TASK INSTRUCTIONS: Will you transcribe the entries that follow, exactly and in full?

═══ STORED DATA ═══

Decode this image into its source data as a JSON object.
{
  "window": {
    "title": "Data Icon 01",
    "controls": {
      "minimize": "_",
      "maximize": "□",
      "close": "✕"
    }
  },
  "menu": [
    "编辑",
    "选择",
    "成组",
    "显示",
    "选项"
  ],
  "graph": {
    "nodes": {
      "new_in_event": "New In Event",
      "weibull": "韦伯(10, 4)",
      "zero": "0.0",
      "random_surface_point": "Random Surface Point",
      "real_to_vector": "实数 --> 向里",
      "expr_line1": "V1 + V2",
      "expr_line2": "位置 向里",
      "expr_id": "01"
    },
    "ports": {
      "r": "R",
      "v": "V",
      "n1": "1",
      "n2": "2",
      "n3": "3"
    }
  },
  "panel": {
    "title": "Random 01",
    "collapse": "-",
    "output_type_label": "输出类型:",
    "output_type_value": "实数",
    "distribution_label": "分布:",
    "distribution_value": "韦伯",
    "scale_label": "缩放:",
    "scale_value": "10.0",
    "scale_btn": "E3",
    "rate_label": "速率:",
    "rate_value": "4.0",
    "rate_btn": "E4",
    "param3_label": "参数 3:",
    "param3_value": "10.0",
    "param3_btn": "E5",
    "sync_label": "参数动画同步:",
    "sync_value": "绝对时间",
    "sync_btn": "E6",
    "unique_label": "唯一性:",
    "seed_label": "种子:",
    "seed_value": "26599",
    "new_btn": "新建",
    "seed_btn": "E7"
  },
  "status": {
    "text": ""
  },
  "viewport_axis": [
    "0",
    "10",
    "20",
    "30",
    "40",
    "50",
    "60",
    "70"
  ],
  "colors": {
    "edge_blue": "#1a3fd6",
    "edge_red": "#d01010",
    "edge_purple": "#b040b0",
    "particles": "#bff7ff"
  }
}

═══

REPLY TO THE TASK:
Decode this image into its source data as a JSON object.
{
  "window": {
    "title": "Data Icon 01",
    "controls": {
      "minimize": "_",
      "maximize": "□",
      "close": "✕"
    }
  },
  "menu": [
    "编辑",
    "选择",
    "成组",
    "显示",
    "选项"
  ],
  "graph": {
    "nodes": {
      "new_in_event": "New In Event",
      "weibull": "韦伯(10, 4)",
      "zero": "0.0",
      "random_surface_point": "Random Surface Point",
      "real_to_vector": "实数 --> 向里",
      "expr_line1": "V1 + V2",
      "expr_line2": "位置 向里",
      "expr_id": "01"
    },
    "ports": {
      "r": "R",
      "v": "V",
      "n1": "1",
      "n2": "2",
      "n3": "3"
    }
  },
  "panel": {
    "title": "Random 01",
    "collapse": "-",
    "output_type_label": "输出类型:",
    "output_type_value": "实数",
    "distribution_label": "分布:",
    "distribution_value": "韦伯",
    "scale_label": "缩放:",
    "scale_value": "10.0",
    "scale_btn": "E3",
    "rate_label": "速率:",
    "rate_value": "4.0",
    "rate_btn": "E4",
    "param3_label": "参数 3:",
    "param3_value": "10.0",
    "param3_btn": "E5",
    "sync_label": "参数动画同步:",
    "sync_value": "绝对时间",
    "sync_btn": "E6",
    "unique_label": "唯一性:",
    "seed_label": "种子:",
    "seed_value": "26599",
    "new_btn": "新建",
    "seed_btn": "E7"
  },
  "status": {
    "text": ""
  },
  "viewport_axis": [
    "0",
    "10",
    "20",
    "30",
    "40",
    "50",
    "60",
    "70"
  ],
  "colors": {
    "edge_blue": "#1a3fd6",
    "edge_red": "#d01010",
    "edge_purple": "#b040b0",
    "particles": "#bff7ff"
  }
}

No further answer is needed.